### [Short exercise]
Keep the pictures out of the copy and repeat the records exactly.

[Extracted data entries]
** START **
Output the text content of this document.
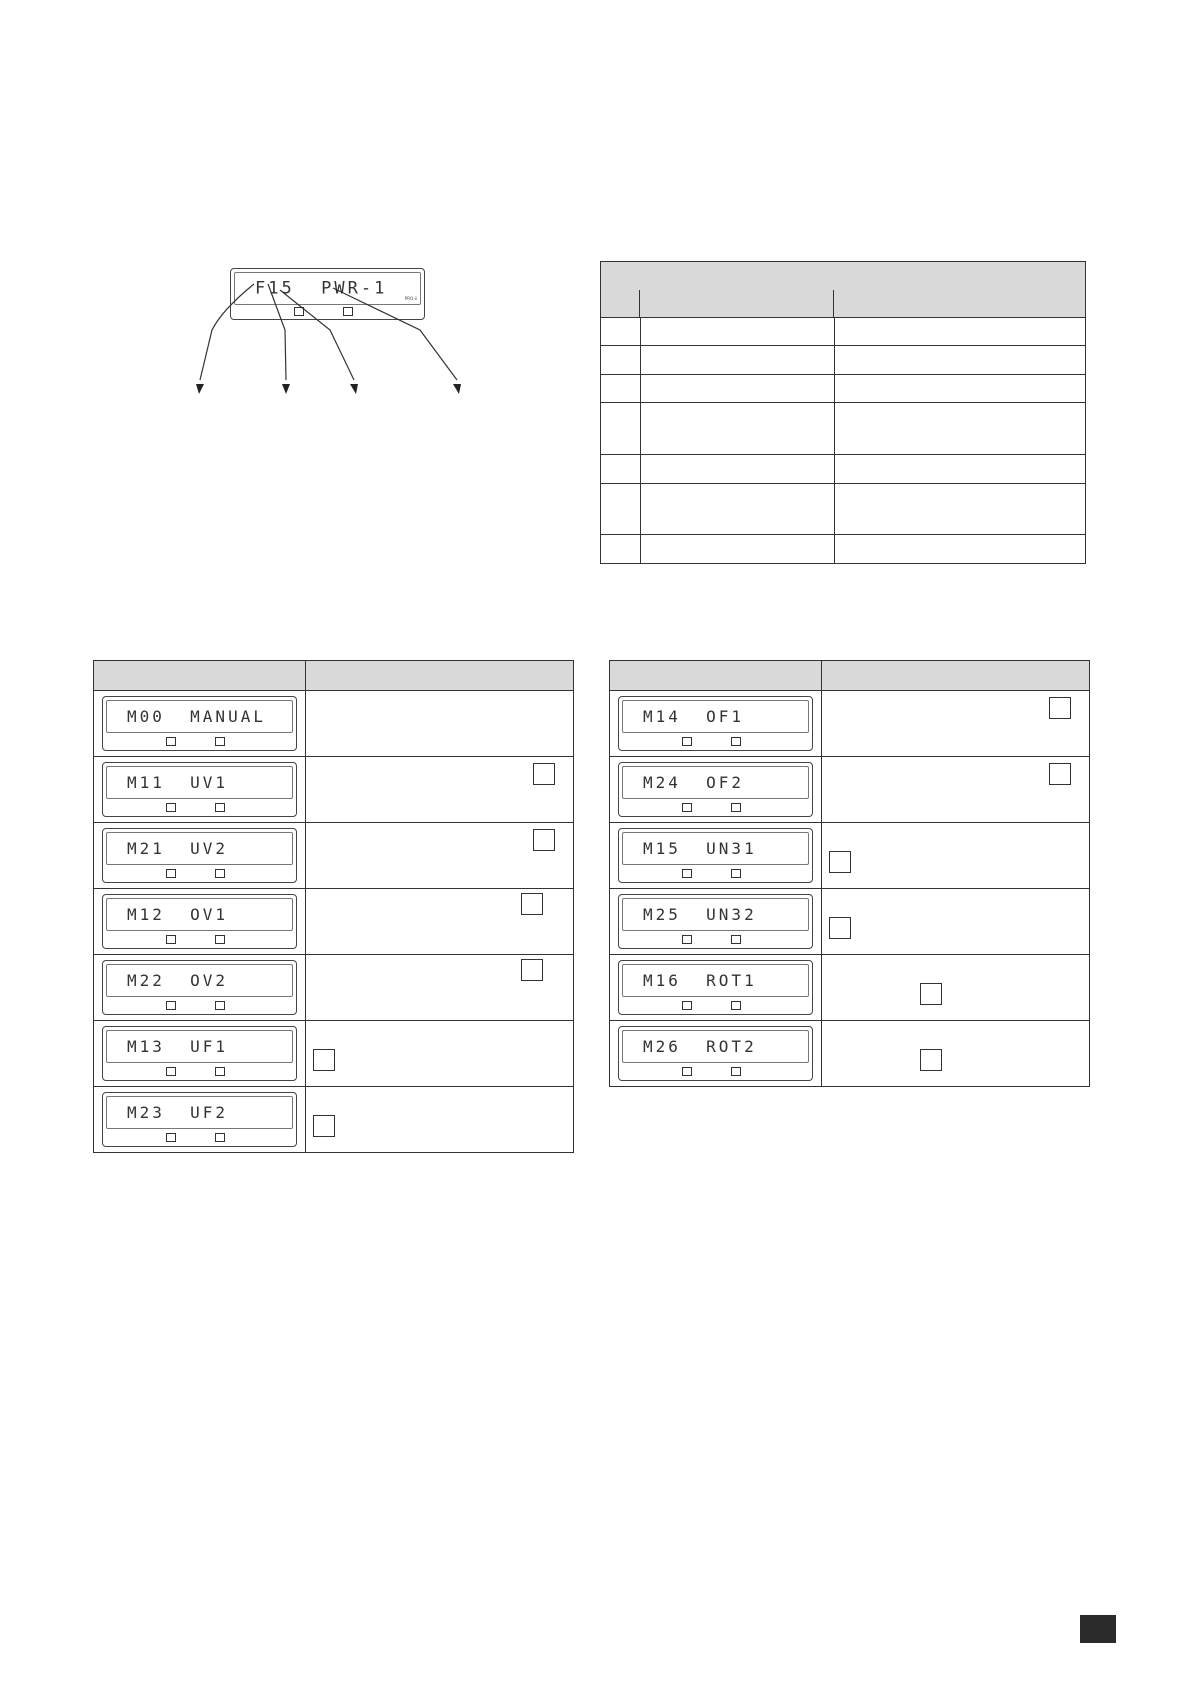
F15  PWR-1
PRO-ii

M00  MANUAL	

M11  UV1	

M21  UV2	

M12  OV1	

M22  OV2	

M13  UF1	

M23  UF2	

M14  OF1	

M24  OF2	

M15  UN31	

M25  UN32	

M16  ROT1	

M26  ROT2	
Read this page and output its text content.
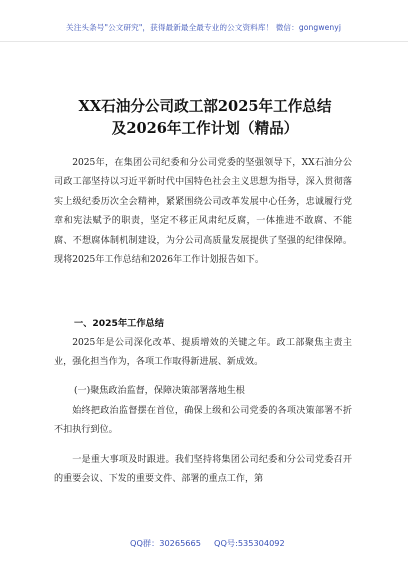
关注头条号"公文研究"，获得最新最全最专业的公文资料库！ 微信：gongwenyj
XX石油分公司政工部2025年工作总结
及2026年工作计划（精品）

2025年，在集团公司纪委和分公司党委的坚强领导下，XX石油分公司政工部坚持以习近平新时代中国特色社会主义思想为指导，深入贯彻落实上级纪委历次全会精神，紧紧围绕公司改革发展中心任务，忠诚履行党章和宪法赋予的职责，坚定不移正风肃纪反腐，一体推进不敢腐、不能腐、不想腐体制机制建设，为分公司高质量发展提供了坚强的纪律保障。现将2025年工作总结和2026年工作计划报告如下。

一、2025年工作总结

2025年是公司深化改革、提质增效的关键之年。政工部聚焦主责主业，强化担当作为，各项工作取得新进展、新成效。

(一)聚焦政治监督，保障决策部署落地生根

始终把政治监督摆在首位，确保上级和公司党委的各项决策部署不折不扣执行到位。

一是重大事项及时跟进。我们坚持将集团公司纪委和分公司党委召开的重要会议、下发的重要文件、部署的重点工作，第

QQ群：30265665 QQ号:535304092
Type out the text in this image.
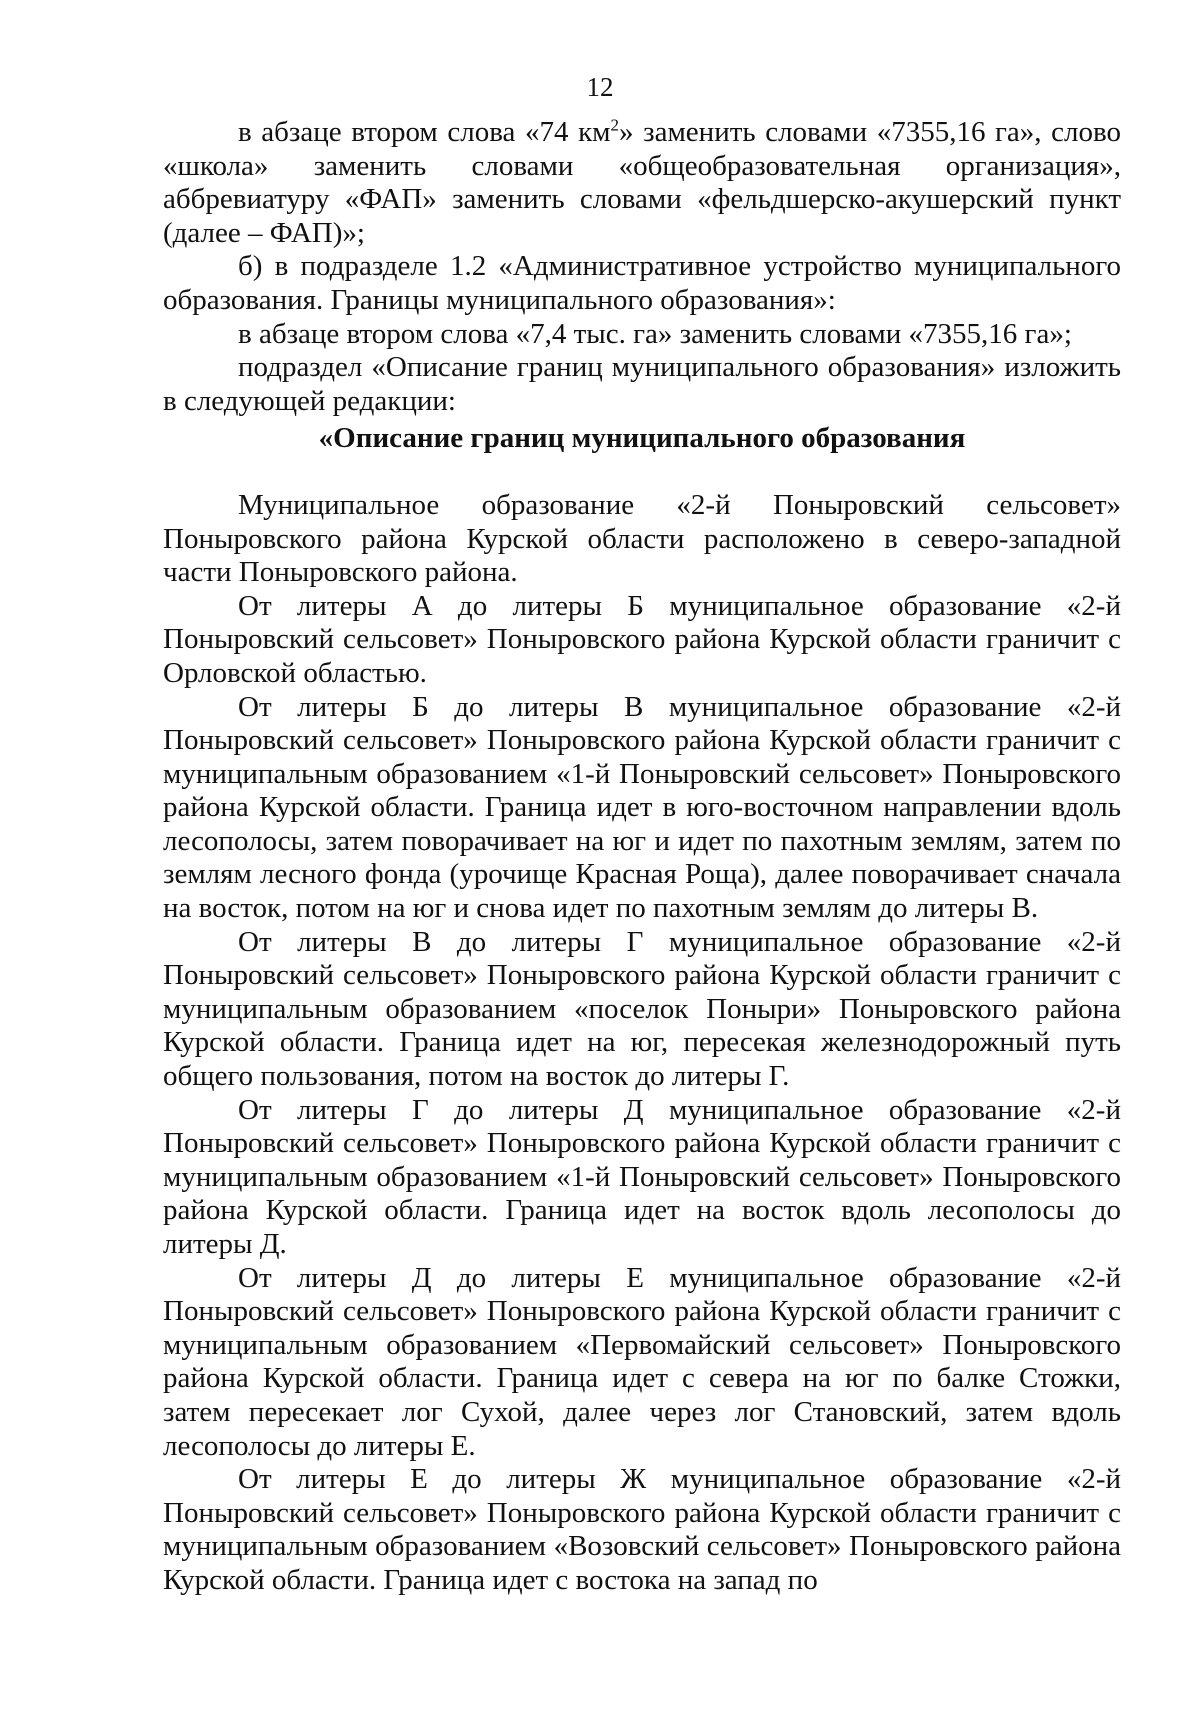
12

в абзаце втором слова «74 $км^2$» заменить словами «7355,16 га», слово «школа» заменить словами «общеобразовательная организация», аббревиатуру «ФАП» заменить словами «фельдшерско-акушерский пункт (далее – ФАП)»;

б) в подразделе 1.2 «Административное устройство муниципального образования. Границы муниципального образования»:

в абзаце втором слова «7,4 тыс. га» заменить словами «7355,16 га»;

подраздел «Описание границ муниципального образования» изложить в следующей редакции:

«Описание границ муниципального образования

Муниципальное образование «2-й Поныровский сельсовет» Поныровского района Курской области расположено в северо-западной части Поныровского района.

От литеры А до литеры Б муниципальное образование «2-й Поныровский сельсовет» Поныровского района Курской области граничит с Орловской областью.

От литеры Б до литеры В муниципальное образование «2-й Поныровский сельсовет» Поныровского района Курской области граничит с муниципальным образованием «1-й Поныровский сельсовет» Поныровского района Курской области. Граница идет в юго-восточном направлении вдоль лесополосы, затем поворачивает на юг и идет по пахотным землям, затем по землям лесного фонда (урочище Красная Роща), далее поворачивает сначала на восток, потом на юг и снова идет по пахотным землям до литеры В.

От литеры В до литеры Г муниципальное образование «2-й Поныровский сельсовет» Поныровского района Курской области граничит с муниципальным образованием «поселок Поныри» Поныровского района Курской области. Граница идет на юг, пересекая железнодорожный путь общего пользования, потом на восток до литеры Г.

От литеры Г до литеры Д муниципальное образование «2-й Поныровский сельсовет» Поныровского района Курской области граничит с муниципальным образованием «1-й Поныровский сельсовет» Поныровского района Курской области. Граница идет на восток вдоль лесополосы до литеры Д.

От литеры Д до литеры Е муниципальное образование «2-й Поныровский сельсовет» Поныровского района Курской области граничит с муниципальным образованием «Первомайский сельсовет» Поныровского района Курской области. Граница идет с севера на юг по балке Стожки, затем пересекает лог Сухой, далее через лог Становский, затем вдоль лесополосы до литеры Е.

От литеры Е до литеры Ж муниципальное образование «2-й Поныровский сельсовет» Поныровского района Курской области граничит с муниципальным образованием «Возовский сельсовет» Поныровского района Курской области. Граница идет с востока на запад по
** END **
### [Task output]
Output the text content of this document.
F15  PWR-1
PRO-ii

M00  MANUAL	

M11  UV1	

M21  UV2	

M12  OV1	

M22  OV2	

M13  UF1	

M23  UF2	

M14  OF1	

M24  OF2	

M15  UN31	

M25  UN32	

M16  ROT1	

M26  ROT2	
Read this page and output its text content.
关注头条号"公文研究"，获得最新最全最专业的公文资料库！ 微信：gongwenyj
XX石油分公司政工部2025年工作总结
及2026年工作计划（精品）

2025年，在集团公司纪委和分公司党委的坚强领导下，XX石油分公司政工部坚持以习近平新时代中国特色社会主义思想为指导，深入贯彻落实上级纪委历次全会精神，紧紧围绕公司改革发展中心任务，忠诚履行党章和宪法赋予的职责，坚定不移正风肃纪反腐，一体推进不敢腐、不能腐、不想腐体制机制建设，为分公司高质量发展提供了坚强的纪律保障。现将2025年工作总结和2026年工作计划报告如下。

一、2025年工作总结

2025年是公司深化改革、提质增效的关键之年。政工部聚焦主责主业，强化担当作为，各项工作取得新进展、新成效。

(一)聚焦政治监督，保障决策部署落地生根

始终把政治监督摆在首位，确保上级和公司党委的各项决策部署不折不扣执行到位。

一是重大事项及时跟进。我们坚持将集团公司纪委和分公司党委召开的重要会议、下发的重要文件、部署的重点工作，第

QQ群：30265665 QQ号:535304092
Type out the text in this image.
12

в абзаце втором слова «74 $км^2$» заменить словами «7355,16 га», слово «школа» заменить словами «общеобразовательная организация», аббревиатуру «ФАП» заменить словами «фельдшерско-акушерский пункт (далее – ФАП)»;

б) в подразделе 1.2 «Административное устройство муниципального образования. Границы муниципального образования»:

в абзаце втором слова «7,4 тыс. га» заменить словами «7355,16 га»;

подраздел «Описание границ муниципального образования» изложить в следующей редакции:

«Описание границ муниципального образования

Муниципальное образование «2-й Поныровский сельсовет» Поныровского района Курской области расположено в северо-западной части Поныровского района.

От литеры А до литеры Б муниципальное образование «2-й Поныровский сельсовет» Поныровского района Курской области граничит с Орловской областью.

От литеры Б до литеры В муниципальное образование «2-й Поныровский сельсовет» Поныровского района Курской области граничит с муниципальным образованием «1-й Поныровский сельсовет» Поныровского района Курской области. Граница идет в юго-восточном направлении вдоль лесополосы, затем поворачивает на юг и идет по пахотным землям, затем по землям лесного фонда (урочище Красная Роща), далее поворачивает сначала на восток, потом на юг и снова идет по пахотным землям до литеры В.

От литеры В до литеры Г муниципальное образование «2-й Поныровский сельсовет» Поныровского района Курской области граничит с муниципальным образованием «поселок Поныри» Поныровского района Курской области. Граница идет на юг, пересекая железнодорожный путь общего пользования, потом на восток до литеры Г.

От литеры Г до литеры Д муниципальное образование «2-й Поныровский сельсовет» Поныровского района Курской области граничит с муниципальным образованием «1-й Поныровский сельсовет» Поныровского района Курской области. Граница идет на восток вдоль лесополосы до литеры Д.

От литеры Д до литеры Е муниципальное образование «2-й Поныровский сельсовет» Поныровского района Курской области граничит с муниципальным образованием «Первомайский сельсовет» Поныровского района Курской области. Граница идет с севера на юг по балке Стожки, затем пересекает лог Сухой, далее через лог Становский, затем вдоль лесополосы до литеры Е.

От литеры Е до литеры Ж муниципальное образование «2-й Поныровский сельсовет» Поныровского района Курской области граничит с муниципальным образованием «Возовский сельсовет» Поныровского района Курской области. Граница идет с востока на запад по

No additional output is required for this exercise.